(Extracted records)
========================================================================
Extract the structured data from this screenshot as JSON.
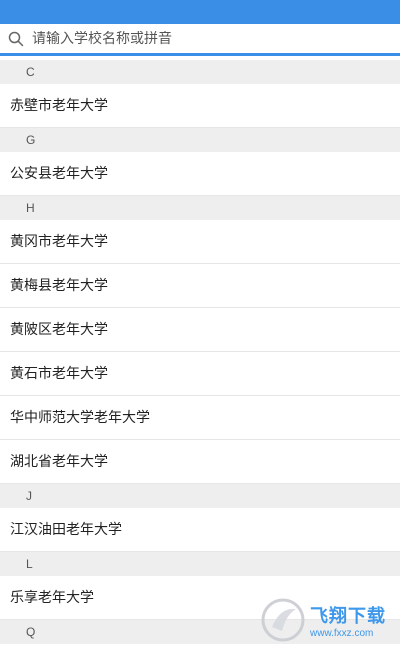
{
  "search": {
    "placeholder": "请输入学校名称或拼音",
    "value": ""
  },
  "sections": [
    {
      "letter": "C",
      "items": [
        "赤壁市老年大学"
      ]
    },
    {
      "letter": "G",
      "items": [
        "公安县老年大学"
      ]
    },
    {
      "letter": "H",
      "items": [
        "黄冈市老年大学",
        "黄梅县老年大学",
        "黄陂区老年大学",
        "黄石市老年大学",
        "华中师范大学老年大学",
        "湖北省老年大学"
      ]
    },
    {
      "letter": "J",
      "items": [
        "江汉油田老年大学"
      ]
    },
    {
      "letter": "L",
      "items": [
        "乐享老年大学"
      ]
    },
    {
      "letter": "Q",
      "items": []
    }
  ],
  "watermark": {
    "title": "飞翔下载",
    "url": "www.fxxz.com"
  },
  "colors": {
    "accent": "#3a8ee6",
    "section_bg": "#eeeeee"
  }
}
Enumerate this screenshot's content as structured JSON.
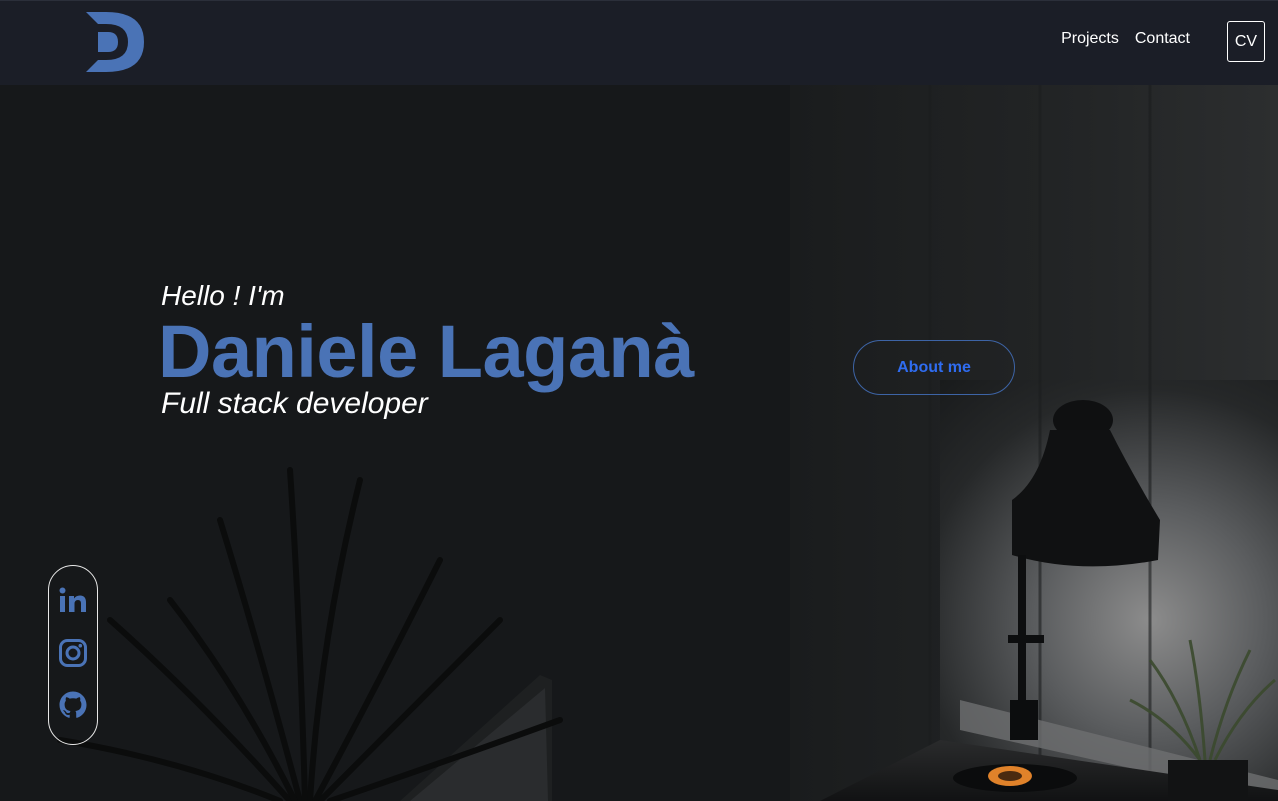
{
  "header": {
    "logo_letter": "D",
    "nav": [
      {
        "label": "Projects"
      },
      {
        "label": "Contact"
      }
    ],
    "cv_label": "CV"
  },
  "hero": {
    "greeting": "Hello ! I'm",
    "name": "Daniele Laganà",
    "role": "Full stack developer",
    "about_button": "About me"
  },
  "socials": [
    {
      "icon": "linkedin-icon"
    },
    {
      "icon": "instagram-icon"
    },
    {
      "icon": "github-icon"
    }
  ],
  "colors": {
    "accent": "#4a73b6",
    "button_text": "#2f6cf0",
    "header_bg": "#1b1e27",
    "page_bg": "#141618"
  }
}
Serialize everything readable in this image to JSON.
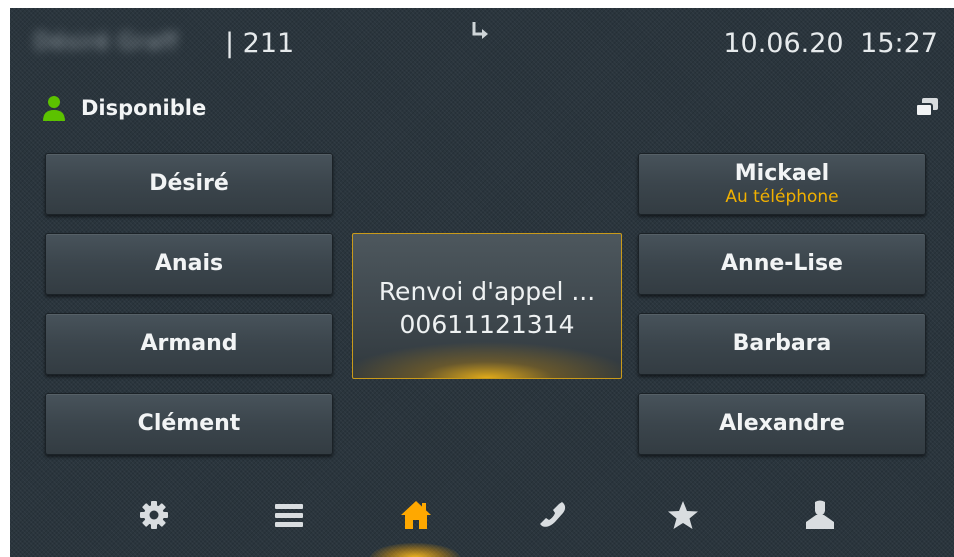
{
  "header": {
    "owner_name": "Désiré Graff",
    "extension": "| 211",
    "datetime": "10.06.20  15:27"
  },
  "status": {
    "label": "Disponible",
    "color": "#5cc200"
  },
  "speed_dial": {
    "left": [
      {
        "label": "Désiré"
      },
      {
        "label": "Anais"
      },
      {
        "label": "Armand"
      },
      {
        "label": "Clément"
      }
    ],
    "right": [
      {
        "label": "Mickael",
        "sublabel": "Au téléphone"
      },
      {
        "label": "Anne-Lise"
      },
      {
        "label": "Barbara"
      },
      {
        "label": "Alexandre"
      }
    ]
  },
  "forward_tile": {
    "line1": "Renvoi d'appel ...",
    "line2": "00611121314",
    "accent_color": "#f1b000"
  },
  "nav": {
    "items": [
      {
        "icon": "gear-icon"
      },
      {
        "icon": "menu-icon"
      },
      {
        "icon": "home-icon",
        "active": true
      },
      {
        "icon": "phone-icon"
      },
      {
        "icon": "star-icon"
      },
      {
        "icon": "person-icon"
      }
    ],
    "active_color": "#ffa800"
  }
}
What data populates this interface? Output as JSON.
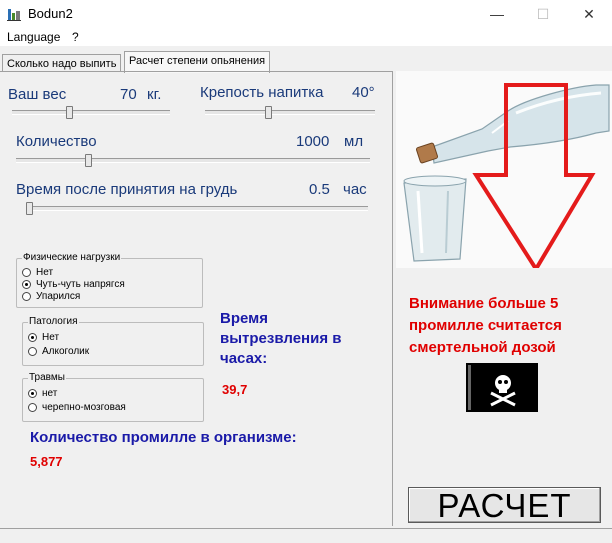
{
  "window": {
    "title": "Bodun2",
    "minimize": "—",
    "maximize": "☐",
    "close": "✕"
  },
  "menu": {
    "items": [
      "Language",
      "?"
    ]
  },
  "tabs": [
    {
      "label": "Сколько надо выпить",
      "active": false
    },
    {
      "label": "Расчет степени опьянения",
      "active": true
    }
  ],
  "sliders": {
    "weight": {
      "label": "Ваш вес",
      "value": "70",
      "unit": "кг.",
      "level": 0.35
    },
    "strength": {
      "label": "Крепость напитка",
      "value": "40°",
      "level": 0.4
    },
    "amount": {
      "label": "Количество",
      "value": "1000",
      "unit": "мл",
      "level": 0.2
    },
    "time": {
      "label": "Время после принятия на грудь",
      "value": "0.5",
      "unit": "час",
      "level": 0.0
    }
  },
  "groups": {
    "physical": {
      "title": "Физические нагрузки",
      "options": [
        "Нет",
        "Чуть-чуть напрягся",
        "Упарился"
      ],
      "selected": 1
    },
    "pathology": {
      "title": "Патология",
      "options": [
        "Нет",
        "Алкоголик"
      ],
      "selected": 0
    },
    "injury": {
      "title": "Травмы",
      "options": [
        "нет",
        "черепно-мозговая"
      ],
      "selected": 0
    }
  },
  "results": {
    "sober_time_line1": "Время",
    "sober_time_line2": "вытрезвления в",
    "sober_time_line3": "часах:",
    "sober_time_value": "39,7",
    "promille_label": "Количество промилле в организме:",
    "promille_value": "5,877"
  },
  "warning": {
    "line1": "Внимание больше 5",
    "line2": "промилле считается",
    "line3": "смертельной дозой"
  },
  "calc_button": "РАСЧЕТ",
  "colors": {
    "label_blue": "#1a3a7a",
    "heading_blue": "#1a1aa8",
    "warning_red": "#e00000",
    "arrow_red": "#e41b1b"
  },
  "icons": [
    "app-icon",
    "bottle-glass-image",
    "down-arrow-icon",
    "pirate-flag-icon"
  ]
}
========================================================================
* _Task to carry out_:
Copy each line of the listing that includes "Время".

* _Response to this task_:
      "label": "Время после принятия на грудь",
    "sober_time_line1": "Время",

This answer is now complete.